Task directions: Aside from the pictures, copy the listing exactly.

Data:
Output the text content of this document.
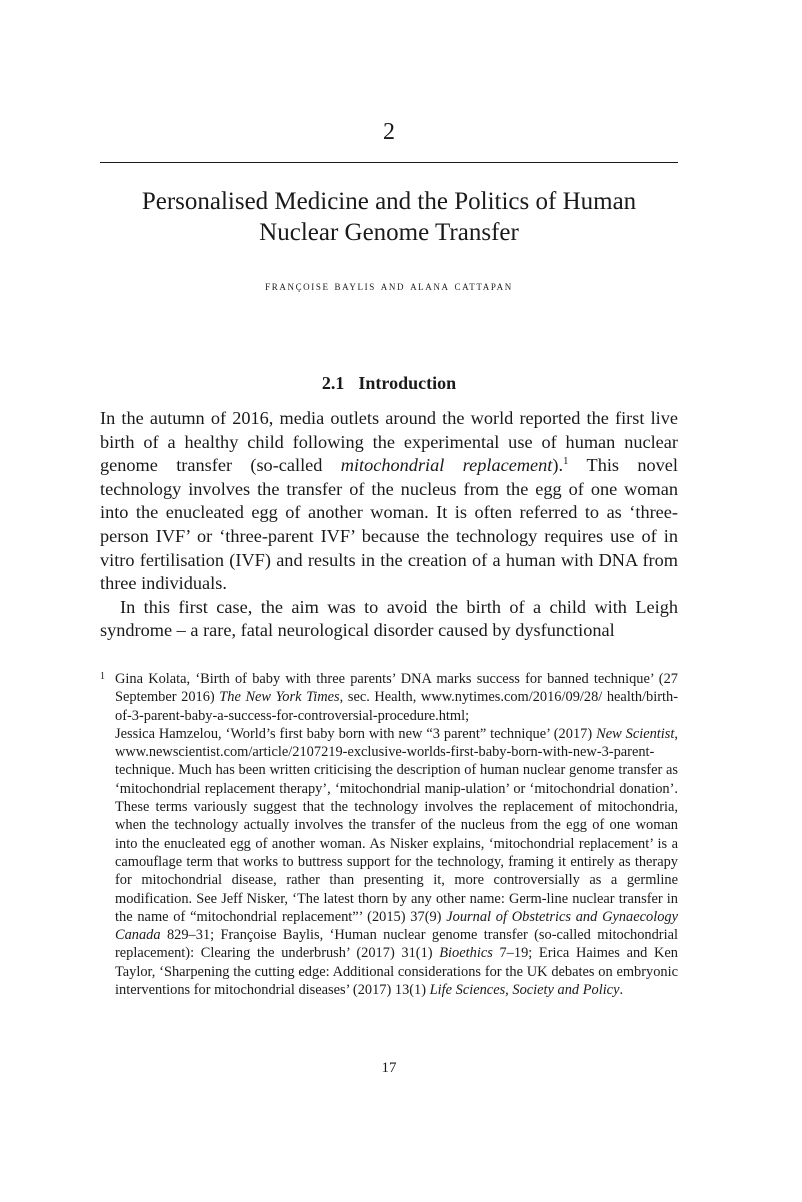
2
Personalised Medicine and the Politics of Human
Nuclear Genome Transfer
françoise baylis and alana cattapan
2.1 Introduction

In the autumn of 2016, media outlets around the world reported the first live birth of a healthy child following the experimental use of human nuclear genome transfer (so-called mitochondrial replacement).$^1$ This novel technology involves the transfer of the nucleus from the egg of one woman into the enucleated egg of another woman. It is often referred to as ‘three-person IVF’ or ‘three-parent IVF’ because the technology requires use of in vitro fertilisation (IVF) and results in the creation of a human with DNA from three individuals.

In this first case, the aim was to avoid the birth of a child with Leigh syndrome – a rare, fatal neurological disorder caused by dysfunctional

1 Gina Kolata, ‘Birth of baby with three parents’ DNA marks success for banned technique’ (27 September 2016) The New York Times, sec. Health, www.nytimes.com/2016/09/28/ health/birth-of-3-parent-baby-a-success-for-controversial-procedure.html;

Jessica Hamzelou, ‘World’s first baby born with new “3 parent” technique’ (2017) New Scientist, www.newscientist.com/article/2107219-exclusive-worlds-first-baby-born-with-new-3-parent-technique. Much has been written criticising the description of human nuclear genome transfer as ‘mitochondrial replacement therapy’, ‘mitochondrial manip-ulation’ or ‘mitochondrial donation’. These terms variously suggest that the technology involves the replacement of mitochondria, when the technology actually involves the transfer of the nucleus from the egg of one woman into the enucleated egg of another woman. As Nisker explains, ‘mitochondrial replacement’ is a camouflage term that works to buttress support for the technology, framing it entirely as therapy for mitochondrial disease, rather than presenting it, more controversially as a germline modification. See Jeff Nisker, ‘The latest thorn by any other name: Germ-line nuclear transfer in the name of “mitochondrial replacement”’ (2015) 37(9) Journal of Obstetrics and Gynaecology Canada 829–31; Françoise Baylis, ‘Human nuclear genome transfer (so-called mitochondrial replacement): Clearing the underbrush’ (2017) 31(1) Bioethics 7–19; Erica Haimes and Ken Taylor, ‘Sharpening the cutting edge: Additional considerations for the UK debates on embryonic interventions for mitochondrial diseases’ (2017) 13(1) Life Sciences, Society and Policy.

17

Response area:
Output the text content of this document.
2
Personalised Medicine and the Politics of Human
Nuclear Genome Transfer
françoise baylis and alana cattapan
2.1 Introduction

In the autumn of 2016, media outlets around the world reported the first live birth of a healthy child following the experimental use of human nuclear genome transfer (so-called mitochondrial replacement).$^1$ This novel technology involves the transfer of the nucleus from the egg of one woman into the enucleated egg of another woman. It is often referred to as ‘three-person IVF’ or ‘three-parent IVF’ because the technology requires use of in vitro fertilisation (IVF) and results in the creation of a human with DNA from three individuals.

In this first case, the aim was to avoid the birth of a child with Leigh syndrome – a rare, fatal neurological disorder caused by dysfunctional

1 Gina Kolata, ‘Birth of baby with three parents’ DNA marks success for banned technique’ (27 September 2016) The New York Times, sec. Health, www.nytimes.com/2016/09/28/ health/birth-of-3-parent-baby-a-success-for-controversial-procedure.html;

Jessica Hamzelou, ‘World’s first baby born with new “3 parent” technique’ (2017) New Scientist, www.newscientist.com/article/2107219-exclusive-worlds-first-baby-born-with-new-3-parent-technique. Much has been written criticising the description of human nuclear genome transfer as ‘mitochondrial replacement therapy’, ‘mitochondrial manip-ulation’ or ‘mitochondrial donation’. These terms variously suggest that the technology involves the replacement of mitochondria, when the technology actually involves the transfer of the nucleus from the egg of one woman into the enucleated egg of another woman. As Nisker explains, ‘mitochondrial replacement’ is a camouflage term that works to buttress support for the technology, framing it entirely as therapy for mitochondrial disease, rather than presenting it, more controversially as a germline modification. See Jeff Nisker, ‘The latest thorn by any other name: Germ-line nuclear transfer in the name of “mitochondrial replacement”’ (2015) 37(9) Journal of Obstetrics and Gynaecology Canada 829–31; Françoise Baylis, ‘Human nuclear genome transfer (so-called mitochondrial replacement): Clearing the underbrush’ (2017) 31(1) Bioethics 7–19; Erica Haimes and Ken Taylor, ‘Sharpening the cutting edge: Additional considerations for the UK debates on embryonic interventions for mitochondrial diseases’ (2017) 13(1) Life Sciences, Society and Policy.

17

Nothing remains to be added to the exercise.